Source data:
------------------------------------------------------------
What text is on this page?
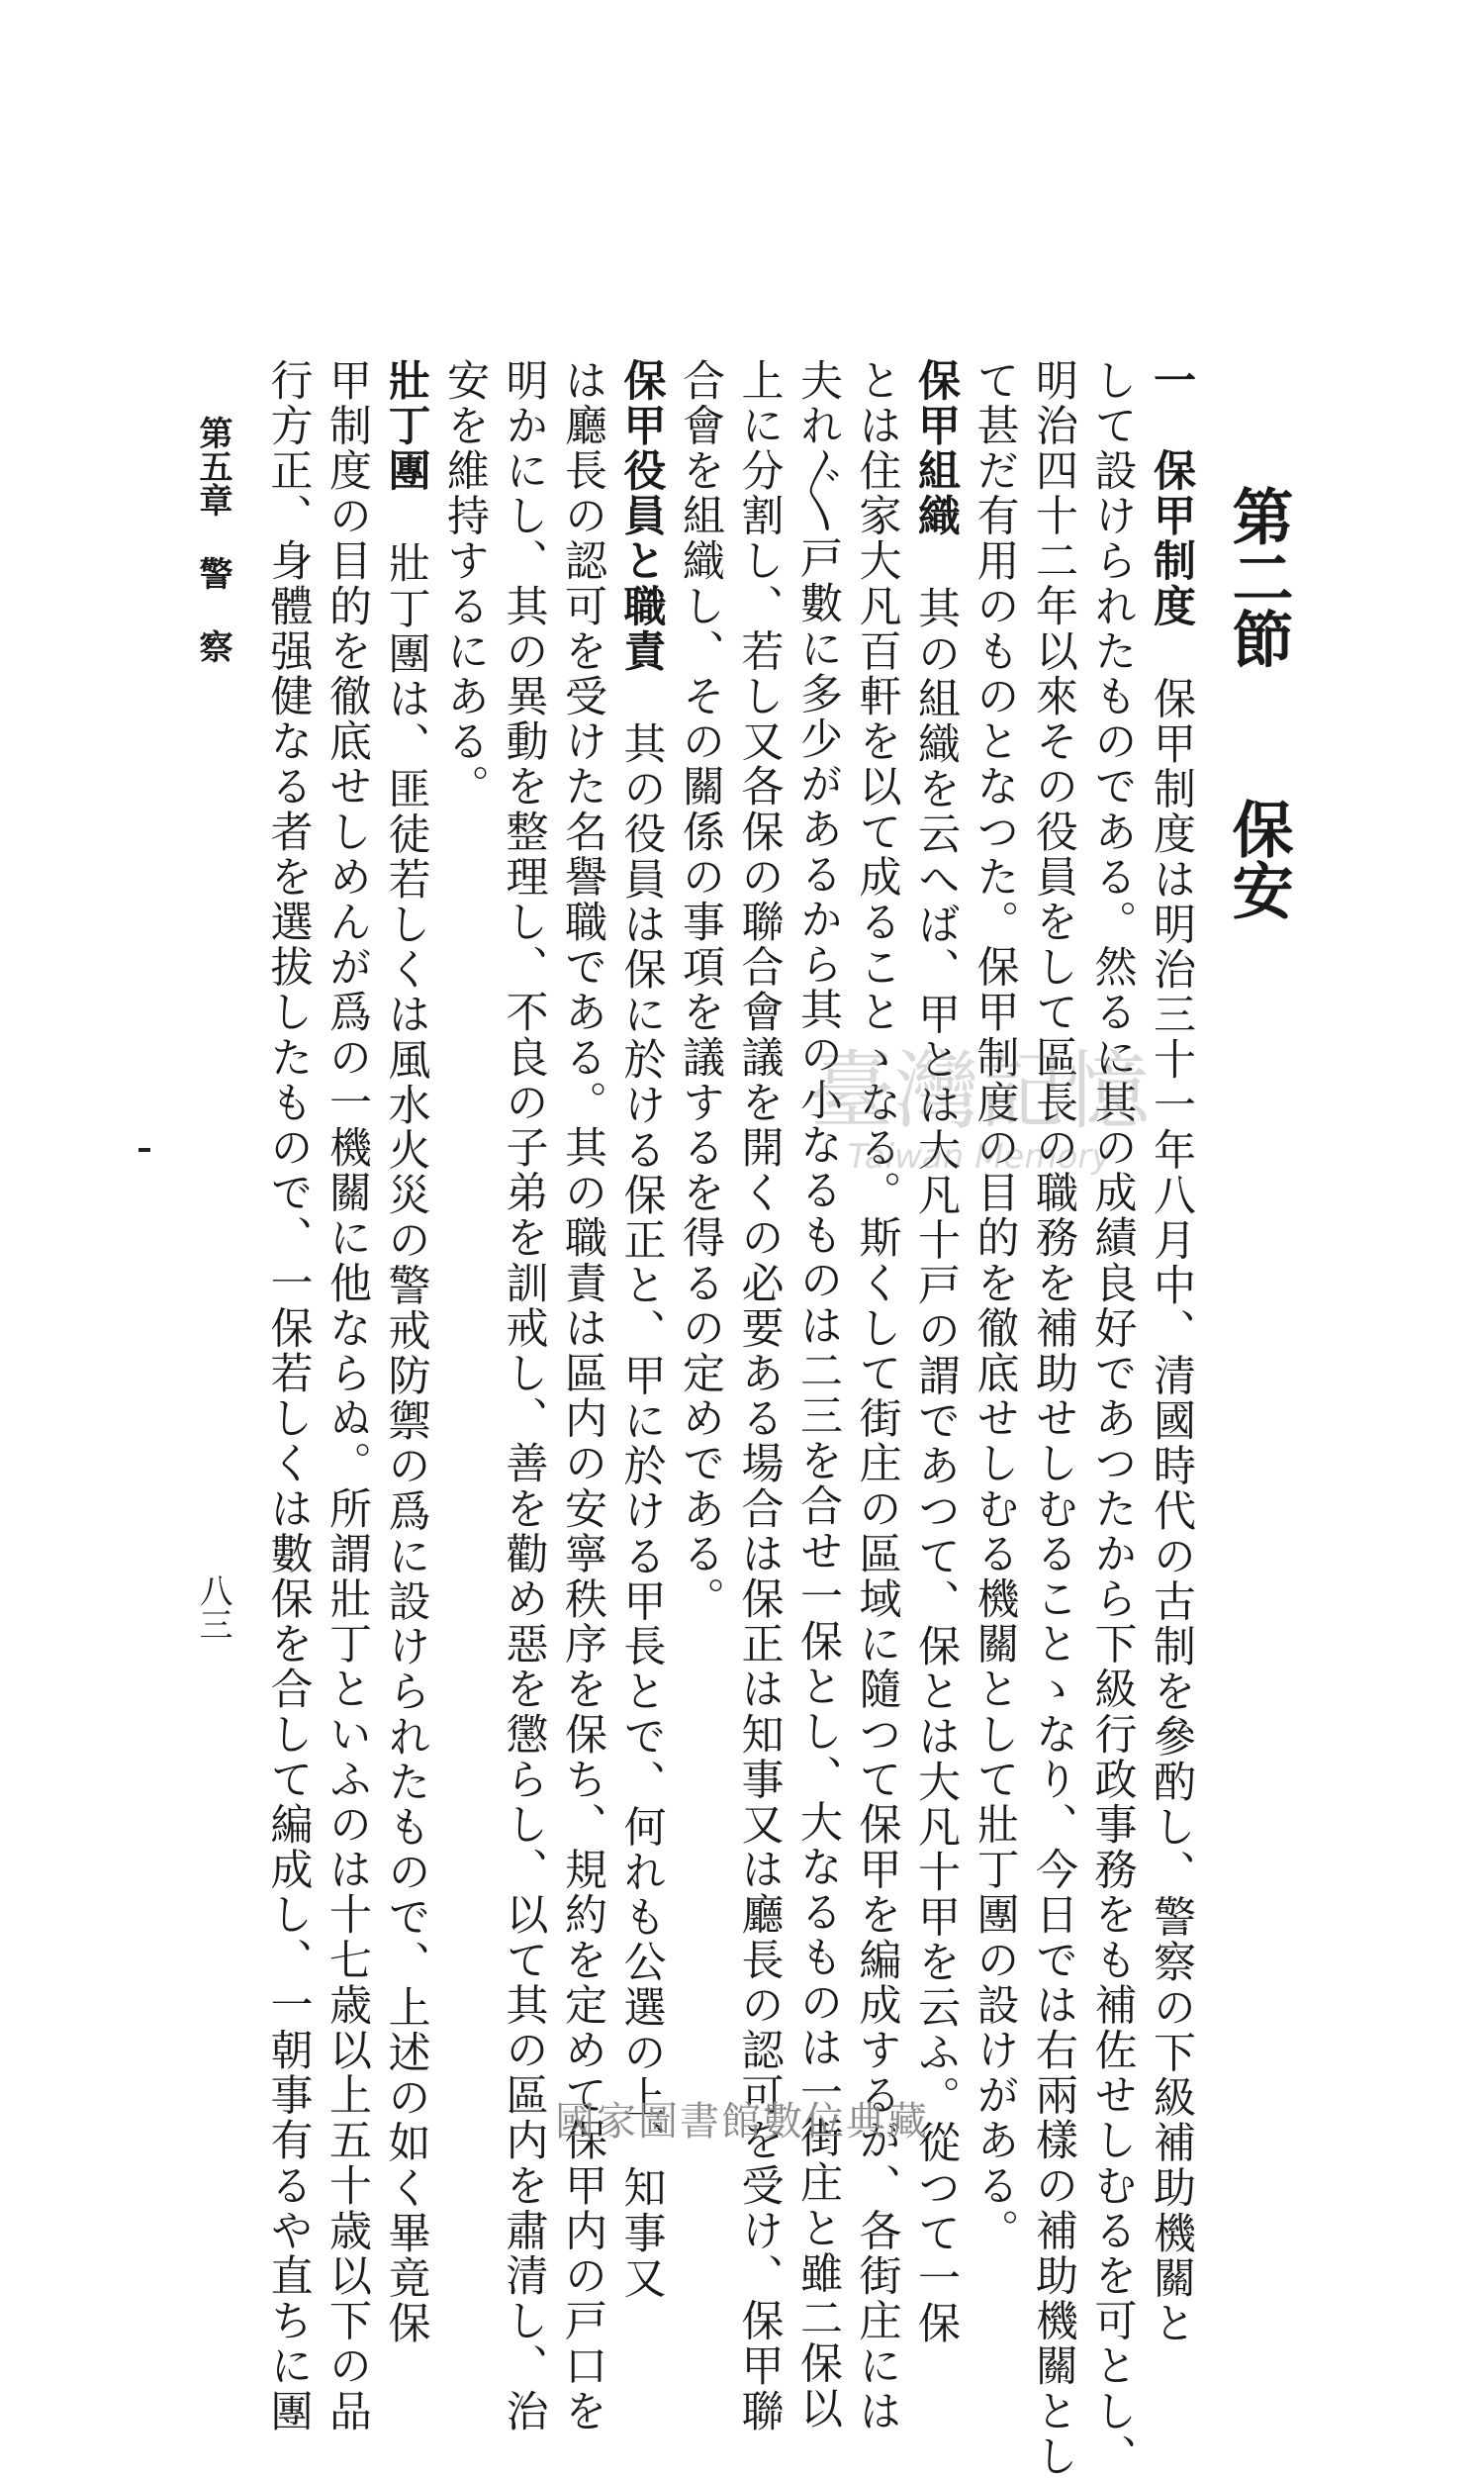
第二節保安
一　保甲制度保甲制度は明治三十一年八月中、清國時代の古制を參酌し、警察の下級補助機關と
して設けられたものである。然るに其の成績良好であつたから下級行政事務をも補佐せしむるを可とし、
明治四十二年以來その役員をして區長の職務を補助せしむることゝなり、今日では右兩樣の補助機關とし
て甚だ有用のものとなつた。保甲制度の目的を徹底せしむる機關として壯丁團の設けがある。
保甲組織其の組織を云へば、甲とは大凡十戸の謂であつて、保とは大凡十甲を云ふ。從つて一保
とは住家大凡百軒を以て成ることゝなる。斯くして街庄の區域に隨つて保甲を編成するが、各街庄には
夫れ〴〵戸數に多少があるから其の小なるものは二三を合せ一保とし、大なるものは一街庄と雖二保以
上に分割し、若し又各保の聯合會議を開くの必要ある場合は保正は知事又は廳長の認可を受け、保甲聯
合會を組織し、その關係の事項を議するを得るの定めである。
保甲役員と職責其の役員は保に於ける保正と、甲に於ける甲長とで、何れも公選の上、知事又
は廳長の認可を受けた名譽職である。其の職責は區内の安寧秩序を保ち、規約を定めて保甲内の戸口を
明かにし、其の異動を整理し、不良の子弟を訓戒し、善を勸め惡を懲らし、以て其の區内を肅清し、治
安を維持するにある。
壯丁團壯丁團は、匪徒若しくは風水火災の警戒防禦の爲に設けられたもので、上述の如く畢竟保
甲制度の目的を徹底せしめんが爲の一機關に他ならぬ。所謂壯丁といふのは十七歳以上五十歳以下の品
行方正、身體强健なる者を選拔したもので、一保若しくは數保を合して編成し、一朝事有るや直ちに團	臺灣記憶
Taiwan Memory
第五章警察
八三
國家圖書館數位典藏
------------------------------------------------------------
## WRITTEN EXERCISE
Each entry must be retyped word for word, with every image omitted.

## EXERCISE RESULT
What text is on this page?
第二節保安
一　保甲制度保甲制度は明治三十一年八月中、清國時代の古制を參酌し、警察の下級補助機關と
して設けられたものである。然るに其の成績良好であつたから下級行政事務をも補佐せしむるを可とし、
明治四十二年以來その役員をして區長の職務を補助せしむることゝなり、今日では右兩樣の補助機關とし
て甚だ有用のものとなつた。保甲制度の目的を徹底せしむる機關として壯丁團の設けがある。
保甲組織其の組織を云へば、甲とは大凡十戸の謂であつて、保とは大凡十甲を云ふ。從つて一保
とは住家大凡百軒を以て成ることゝなる。斯くして街庄の區域に隨つて保甲を編成するが、各街庄には
夫れ〴〵戸數に多少があるから其の小なるものは二三を合せ一保とし、大なるものは一街庄と雖二保以
上に分割し、若し又各保の聯合會議を開くの必要ある場合は保正は知事又は廳長の認可を受け、保甲聯
合會を組織し、その關係の事項を議するを得るの定めである。
保甲役員と職責其の役員は保に於ける保正と、甲に於ける甲長とで、何れも公選の上、知事又
は廳長の認可を受けた名譽職である。其の職責は區内の安寧秩序を保ち、規約を定めて保甲内の戸口を
明かにし、其の異動を整理し、不良の子弟を訓戒し、善を勸め惡を懲らし、以て其の區内を肅清し、治
安を維持するにある。
壯丁團壯丁團は、匪徒若しくは風水火災の警戒防禦の爲に設けられたもので、上述の如く畢竟保
甲制度の目的を徹底せしめんが爲の一機關に他ならぬ。所謂壯丁といふのは十七歳以上五十歳以下の品
行方正、身體强健なる者を選拔したもので、一保若しくは數保を合して編成し、一朝事有るや直ちに團	臺灣記憶
Taiwan Memory
第五章警察
八三
國家圖書館數位典藏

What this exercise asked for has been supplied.